=== What is needed ===
Reproduce, without alteration, the rows that begin with the one containing "Extract 22 of" and end with the one containing "y-tick-label: 82.00% (21, 146, 63, 160)", including both of those rows.

=== Data listing ===
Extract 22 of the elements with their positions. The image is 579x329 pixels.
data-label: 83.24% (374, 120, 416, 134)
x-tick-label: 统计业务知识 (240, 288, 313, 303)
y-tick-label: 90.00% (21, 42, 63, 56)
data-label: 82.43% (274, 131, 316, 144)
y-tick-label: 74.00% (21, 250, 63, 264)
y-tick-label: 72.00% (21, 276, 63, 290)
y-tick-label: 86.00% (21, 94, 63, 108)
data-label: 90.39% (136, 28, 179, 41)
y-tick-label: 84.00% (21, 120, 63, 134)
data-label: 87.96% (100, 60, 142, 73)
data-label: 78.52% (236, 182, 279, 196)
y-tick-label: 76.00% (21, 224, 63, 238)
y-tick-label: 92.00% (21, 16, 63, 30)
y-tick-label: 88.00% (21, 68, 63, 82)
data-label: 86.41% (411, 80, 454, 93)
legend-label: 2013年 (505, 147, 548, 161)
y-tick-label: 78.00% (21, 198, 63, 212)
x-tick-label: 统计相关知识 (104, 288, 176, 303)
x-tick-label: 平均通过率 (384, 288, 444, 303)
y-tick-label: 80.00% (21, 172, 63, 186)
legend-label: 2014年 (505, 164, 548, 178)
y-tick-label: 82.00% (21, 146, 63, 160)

* * *

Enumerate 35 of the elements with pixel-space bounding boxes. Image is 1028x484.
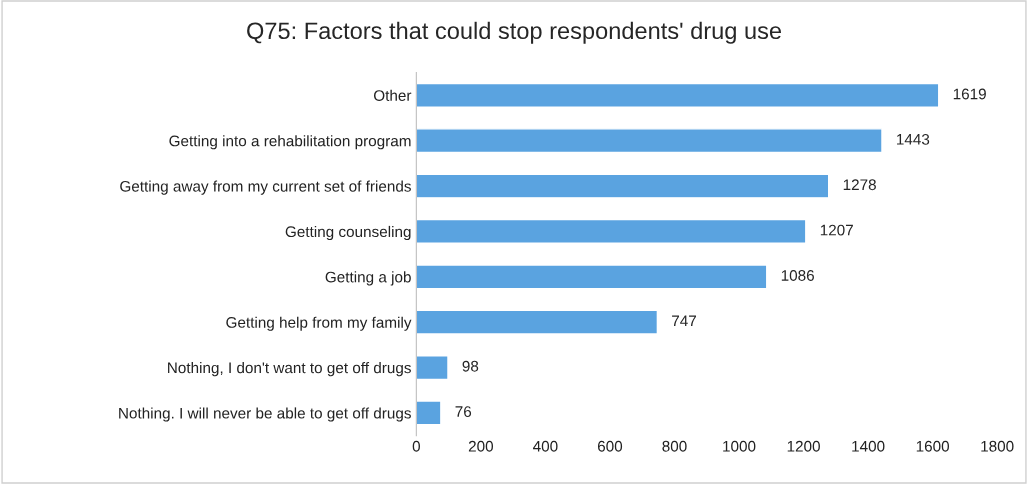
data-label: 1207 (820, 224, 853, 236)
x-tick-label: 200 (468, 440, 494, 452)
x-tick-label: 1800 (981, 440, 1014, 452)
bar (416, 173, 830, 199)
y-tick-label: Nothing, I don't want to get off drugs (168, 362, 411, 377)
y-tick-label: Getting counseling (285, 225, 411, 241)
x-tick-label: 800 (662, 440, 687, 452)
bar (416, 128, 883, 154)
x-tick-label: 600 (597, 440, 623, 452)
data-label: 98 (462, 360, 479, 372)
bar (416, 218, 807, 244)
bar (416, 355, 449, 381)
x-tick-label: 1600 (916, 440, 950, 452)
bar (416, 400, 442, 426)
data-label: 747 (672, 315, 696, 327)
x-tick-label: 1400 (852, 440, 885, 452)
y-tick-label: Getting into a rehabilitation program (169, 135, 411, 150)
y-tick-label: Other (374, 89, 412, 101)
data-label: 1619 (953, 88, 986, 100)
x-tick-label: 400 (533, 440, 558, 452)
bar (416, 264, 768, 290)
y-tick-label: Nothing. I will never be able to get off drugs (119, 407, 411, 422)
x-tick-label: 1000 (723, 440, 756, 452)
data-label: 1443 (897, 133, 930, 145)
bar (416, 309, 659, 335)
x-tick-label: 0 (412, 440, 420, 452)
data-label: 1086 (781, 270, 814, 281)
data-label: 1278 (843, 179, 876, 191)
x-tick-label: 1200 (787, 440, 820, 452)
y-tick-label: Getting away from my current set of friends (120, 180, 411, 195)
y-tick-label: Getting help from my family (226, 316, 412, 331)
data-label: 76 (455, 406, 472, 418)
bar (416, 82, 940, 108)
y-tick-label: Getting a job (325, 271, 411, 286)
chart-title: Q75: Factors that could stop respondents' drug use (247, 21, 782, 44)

=== Exercise solution ===
Extract 22 of the elements with their positions. The image is 579x329 pixels.
data-label: 83.24% (374, 120, 416, 134)
x-tick-label: 统计业务知识 (240, 288, 313, 303)
y-tick-label: 90.00% (21, 42, 63, 56)
data-label: 82.43% (274, 131, 316, 144)
y-tick-label: 74.00% (21, 250, 63, 264)
y-tick-label: 72.00% (21, 276, 63, 290)
y-tick-label: 86.00% (21, 94, 63, 108)
data-label: 90.39% (136, 28, 179, 41)
y-tick-label: 84.00% (21, 120, 63, 134)
data-label: 87.96% (100, 60, 142, 73)
data-label: 78.52% (236, 182, 279, 196)
y-tick-label: 76.00% (21, 224, 63, 238)
y-tick-label: 92.00% (21, 16, 63, 30)
y-tick-label: 88.00% (21, 68, 63, 82)
data-label: 86.41% (411, 80, 454, 93)
legend-label: 2013年 (505, 147, 548, 161)
y-tick-label: 78.00% (21, 198, 63, 212)
x-tick-label: 统计相关知识 (104, 288, 176, 303)
x-tick-label: 平均通过率 (384, 288, 444, 303)
y-tick-label: 80.00% (21, 172, 63, 186)
legend-label: 2014年 (505, 164, 548, 178)
y-tick-label: 82.00% (21, 146, 63, 160)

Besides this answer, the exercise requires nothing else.